* Part of a data file:
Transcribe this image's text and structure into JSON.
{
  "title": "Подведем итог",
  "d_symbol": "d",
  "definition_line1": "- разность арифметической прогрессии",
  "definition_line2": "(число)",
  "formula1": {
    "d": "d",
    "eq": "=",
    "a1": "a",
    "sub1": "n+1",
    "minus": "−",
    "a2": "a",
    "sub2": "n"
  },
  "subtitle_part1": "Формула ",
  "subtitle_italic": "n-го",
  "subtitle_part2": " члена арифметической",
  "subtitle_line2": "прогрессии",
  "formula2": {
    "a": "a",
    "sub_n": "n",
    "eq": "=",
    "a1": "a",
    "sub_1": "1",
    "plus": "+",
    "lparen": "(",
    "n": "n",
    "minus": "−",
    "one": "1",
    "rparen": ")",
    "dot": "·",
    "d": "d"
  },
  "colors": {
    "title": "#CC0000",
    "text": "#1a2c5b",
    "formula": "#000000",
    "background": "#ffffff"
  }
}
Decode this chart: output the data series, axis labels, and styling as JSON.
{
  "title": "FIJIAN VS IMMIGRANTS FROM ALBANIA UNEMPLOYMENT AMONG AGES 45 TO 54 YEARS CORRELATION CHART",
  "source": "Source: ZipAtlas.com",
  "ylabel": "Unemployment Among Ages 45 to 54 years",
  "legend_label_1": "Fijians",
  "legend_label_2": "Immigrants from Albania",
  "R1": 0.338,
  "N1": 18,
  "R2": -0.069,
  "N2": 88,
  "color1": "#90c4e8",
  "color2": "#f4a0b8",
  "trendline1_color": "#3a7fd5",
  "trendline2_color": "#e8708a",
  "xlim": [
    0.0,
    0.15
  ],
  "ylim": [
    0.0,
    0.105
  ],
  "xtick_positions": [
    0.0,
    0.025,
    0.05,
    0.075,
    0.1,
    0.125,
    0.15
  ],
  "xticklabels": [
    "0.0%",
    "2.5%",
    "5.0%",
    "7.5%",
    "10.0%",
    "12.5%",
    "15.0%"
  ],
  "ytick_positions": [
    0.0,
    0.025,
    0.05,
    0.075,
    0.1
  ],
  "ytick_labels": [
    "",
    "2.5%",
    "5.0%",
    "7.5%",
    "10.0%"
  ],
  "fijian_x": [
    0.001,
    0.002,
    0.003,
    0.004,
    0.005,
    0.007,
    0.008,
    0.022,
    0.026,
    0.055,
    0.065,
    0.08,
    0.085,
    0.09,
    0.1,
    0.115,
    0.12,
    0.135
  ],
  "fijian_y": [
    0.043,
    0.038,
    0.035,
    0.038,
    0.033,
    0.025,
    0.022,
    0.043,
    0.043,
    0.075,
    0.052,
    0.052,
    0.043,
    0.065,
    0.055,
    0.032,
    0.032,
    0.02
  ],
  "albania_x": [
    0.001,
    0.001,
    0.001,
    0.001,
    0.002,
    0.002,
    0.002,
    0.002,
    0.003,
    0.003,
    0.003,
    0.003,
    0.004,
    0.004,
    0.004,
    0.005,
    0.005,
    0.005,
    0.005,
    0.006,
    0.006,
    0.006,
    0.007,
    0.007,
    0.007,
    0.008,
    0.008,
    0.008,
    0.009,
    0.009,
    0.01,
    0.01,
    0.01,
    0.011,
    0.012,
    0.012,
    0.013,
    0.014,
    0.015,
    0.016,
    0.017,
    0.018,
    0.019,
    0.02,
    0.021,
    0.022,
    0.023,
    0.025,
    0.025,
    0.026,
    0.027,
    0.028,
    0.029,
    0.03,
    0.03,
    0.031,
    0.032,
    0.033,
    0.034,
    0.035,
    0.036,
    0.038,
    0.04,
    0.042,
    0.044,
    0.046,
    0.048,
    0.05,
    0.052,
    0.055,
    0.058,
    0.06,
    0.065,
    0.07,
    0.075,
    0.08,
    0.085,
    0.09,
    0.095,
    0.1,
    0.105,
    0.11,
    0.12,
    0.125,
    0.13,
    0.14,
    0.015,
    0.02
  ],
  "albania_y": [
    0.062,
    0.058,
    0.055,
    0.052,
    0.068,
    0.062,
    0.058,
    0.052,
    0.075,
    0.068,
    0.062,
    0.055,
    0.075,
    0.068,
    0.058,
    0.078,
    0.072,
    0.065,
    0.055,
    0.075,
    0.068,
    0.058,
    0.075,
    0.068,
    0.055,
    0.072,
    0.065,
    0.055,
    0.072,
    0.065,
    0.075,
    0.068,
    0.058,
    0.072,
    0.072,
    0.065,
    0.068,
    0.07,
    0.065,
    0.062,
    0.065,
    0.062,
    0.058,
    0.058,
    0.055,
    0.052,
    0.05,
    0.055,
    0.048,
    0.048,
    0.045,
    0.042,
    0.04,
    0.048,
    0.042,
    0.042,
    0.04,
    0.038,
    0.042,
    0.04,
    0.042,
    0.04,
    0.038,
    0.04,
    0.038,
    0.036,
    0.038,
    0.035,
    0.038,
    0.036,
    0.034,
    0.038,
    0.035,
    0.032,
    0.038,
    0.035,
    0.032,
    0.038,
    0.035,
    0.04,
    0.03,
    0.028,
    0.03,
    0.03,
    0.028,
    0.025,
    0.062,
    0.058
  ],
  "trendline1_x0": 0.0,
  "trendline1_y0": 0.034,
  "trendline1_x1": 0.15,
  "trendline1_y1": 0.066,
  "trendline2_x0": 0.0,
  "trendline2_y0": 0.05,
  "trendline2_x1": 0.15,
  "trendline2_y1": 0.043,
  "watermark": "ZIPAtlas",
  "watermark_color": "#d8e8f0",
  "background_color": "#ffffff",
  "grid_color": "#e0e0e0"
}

* WHAT YOU WILL DO: Reproduce the listing shown above in its entirety, exactly.

* EXERCISE OUTPUT:
Transcribe this image's text and structure into JSON.
{
  "title": "Подведем итог",
  "d_symbol": "d",
  "definition_line1": "- разность арифметической прогрессии",
  "definition_line2": "(число)",
  "formula1": {
    "d": "d",
    "eq": "=",
    "a1": "a",
    "sub1": "n+1",
    "minus": "−",
    "a2": "a",
    "sub2": "n"
  },
  "subtitle_part1": "Формула ",
  "subtitle_italic": "n-го",
  "subtitle_part2": " члена арифметической",
  "subtitle_line2": "прогрессии",
  "formula2": {
    "a": "a",
    "sub_n": "n",
    "eq": "=",
    "a1": "a",
    "sub_1": "1",
    "plus": "+",
    "lparen": "(",
    "n": "n",
    "minus": "−",
    "one": "1",
    "rparen": ")",
    "dot": "·",
    "d": "d"
  },
  "colors": {
    "title": "#CC0000",
    "text": "#1a2c5b",
    "formula": "#000000",
    "background": "#ffffff"
  }
}
Decode this chart: output the data series, axis labels, and styling as JSON.
{
  "title": "FIJIAN VS IMMIGRANTS FROM ALBANIA UNEMPLOYMENT AMONG AGES 45 TO 54 YEARS CORRELATION CHART",
  "source": "Source: ZipAtlas.com",
  "ylabel": "Unemployment Among Ages 45 to 54 years",
  "legend_label_1": "Fijians",
  "legend_label_2": "Immigrants from Albania",
  "R1": 0.338,
  "N1": 18,
  "R2": -0.069,
  "N2": 88,
  "color1": "#90c4e8",
  "color2": "#f4a0b8",
  "trendline1_color": "#3a7fd5",
  "trendline2_color": "#e8708a",
  "xlim": [
    0.0,
    0.15
  ],
  "ylim": [
    0.0,
    0.105
  ],
  "xtick_positions": [
    0.0,
    0.025,
    0.05,
    0.075,
    0.1,
    0.125,
    0.15
  ],
  "xticklabels": [
    "0.0%",
    "2.5%",
    "5.0%",
    "7.5%",
    "10.0%",
    "12.5%",
    "15.0%"
  ],
  "ytick_positions": [
    0.0,
    0.025,
    0.05,
    0.075,
    0.1
  ],
  "ytick_labels": [
    "",
    "2.5%",
    "5.0%",
    "7.5%",
    "10.0%"
  ],
  "fijian_x": [
    0.001,
    0.002,
    0.003,
    0.004,
    0.005,
    0.007,
    0.008,
    0.022,
    0.026,
    0.055,
    0.065,
    0.08,
    0.085,
    0.09,
    0.1,
    0.115,
    0.12,
    0.135
  ],
  "fijian_y": [
    0.043,
    0.038,
    0.035,
    0.038,
    0.033,
    0.025,
    0.022,
    0.043,
    0.043,
    0.075,
    0.052,
    0.052,
    0.043,
    0.065,
    0.055,
    0.032,
    0.032,
    0.02
  ],
  "albania_x": [
    0.001,
    0.001,
    0.001,
    0.001,
    0.002,
    0.002,
    0.002,
    0.002,
    0.003,
    0.003,
    0.003,
    0.003,
    0.004,
    0.004,
    0.004,
    0.005,
    0.005,
    0.005,
    0.005,
    0.006,
    0.006,
    0.006,
    0.007,
    0.007,
    0.007,
    0.008,
    0.008,
    0.008,
    0.009,
    0.009,
    0.01,
    0.01,
    0.01,
    0.011,
    0.012,
    0.012,
    0.013,
    0.014,
    0.015,
    0.016,
    0.017,
    0.018,
    0.019,
    0.02,
    0.021,
    0.022,
    0.023,
    0.025,
    0.025,
    0.026,
    0.027,
    0.028,
    0.029,
    0.03,
    0.03,
    0.031,
    0.032,
    0.033,
    0.034,
    0.035,
    0.036,
    0.038,
    0.04,
    0.042,
    0.044,
    0.046,
    0.048,
    0.05,
    0.052,
    0.055,
    0.058,
    0.06,
    0.065,
    0.07,
    0.075,
    0.08,
    0.085,
    0.09,
    0.095,
    0.1,
    0.105,
    0.11,
    0.12,
    0.125,
    0.13,
    0.14,
    0.015,
    0.02
  ],
  "albania_y": [
    0.062,
    0.058,
    0.055,
    0.052,
    0.068,
    0.062,
    0.058,
    0.052,
    0.075,
    0.068,
    0.062,
    0.055,
    0.075,
    0.068,
    0.058,
    0.078,
    0.072,
    0.065,
    0.055,
    0.075,
    0.068,
    0.058,
    0.075,
    0.068,
    0.055,
    0.072,
    0.065,
    0.055,
    0.072,
    0.065,
    0.075,
    0.068,
    0.058,
    0.072,
    0.072,
    0.065,
    0.068,
    0.07,
    0.065,
    0.062,
    0.065,
    0.062,
    0.058,
    0.058,
    0.055,
    0.052,
    0.05,
    0.055,
    0.048,
    0.048,
    0.045,
    0.042,
    0.04,
    0.048,
    0.042,
    0.042,
    0.04,
    0.038,
    0.042,
    0.04,
    0.042,
    0.04,
    0.038,
    0.04,
    0.038,
    0.036,
    0.038,
    0.035,
    0.038,
    0.036,
    0.034,
    0.038,
    0.035,
    0.032,
    0.038,
    0.035,
    0.032,
    0.038,
    0.035,
    0.04,
    0.03,
    0.028,
    0.03,
    0.03,
    0.028,
    0.025,
    0.062,
    0.058
  ],
  "trendline1_x0": 0.0,
  "trendline1_y0": 0.034,
  "trendline1_x1": 0.15,
  "trendline1_y1": 0.066,
  "trendline2_x0": 0.0,
  "trendline2_y0": 0.05,
  "trendline2_x1": 0.15,
  "trendline2_y1": 0.043,
  "watermark": "ZIPAtlas",
  "watermark_color": "#d8e8f0",
  "background_color": "#ffffff",
  "grid_color": "#e0e0e0"
}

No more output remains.